══ Records for this exercise ══

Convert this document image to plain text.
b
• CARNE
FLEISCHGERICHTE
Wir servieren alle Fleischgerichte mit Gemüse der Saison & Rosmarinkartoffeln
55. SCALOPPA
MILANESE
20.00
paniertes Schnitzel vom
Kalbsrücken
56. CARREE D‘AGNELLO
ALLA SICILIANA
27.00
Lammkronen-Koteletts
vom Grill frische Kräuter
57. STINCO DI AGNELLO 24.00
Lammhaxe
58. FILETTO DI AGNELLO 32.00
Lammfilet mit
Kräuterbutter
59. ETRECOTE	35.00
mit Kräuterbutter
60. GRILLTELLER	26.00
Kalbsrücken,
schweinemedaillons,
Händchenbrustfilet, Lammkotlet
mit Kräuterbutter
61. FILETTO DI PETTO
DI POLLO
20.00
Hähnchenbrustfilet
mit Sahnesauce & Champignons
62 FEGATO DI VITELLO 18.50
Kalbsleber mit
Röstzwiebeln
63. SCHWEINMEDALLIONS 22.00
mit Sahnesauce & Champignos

═══

- **Directions for this task**
Repeat the records above in full, character for character.

- **Exercise answer**
Convert this document image to plain text.
b
• CARNE
FLEISCHGERICHTE
Wir servieren alle Fleischgerichte mit Gemüse der Saison & Rosmarinkartoffeln
55. SCALOPPA
MILANESE
20.00
paniertes Schnitzel vom
Kalbsrücken
56. CARREE D‘AGNELLO
ALLA SICILIANA
27.00
Lammkronen-Koteletts
vom Grill frische Kräuter
57. STINCO DI AGNELLO 24.00
Lammhaxe
58. FILETTO DI AGNELLO 32.00
Lammfilet mit
Kräuterbutter
59. ETRECOTE	35.00
mit Kräuterbutter
60. GRILLTELLER	26.00
Kalbsrücken,
schweinemedaillons,
Händchenbrustfilet, Lammkotlet
mit Kräuterbutter
61. FILETTO DI PETTO
DI POLLO
20.00
Hähnchenbrustfilet
mit Sahnesauce & Champignons
62 FEGATO DI VITELLO 18.50
Kalbsleber mit
Röstzwiebeln
63. SCHWEINMEDALLIONS 22.00
mit Sahnesauce & Champignos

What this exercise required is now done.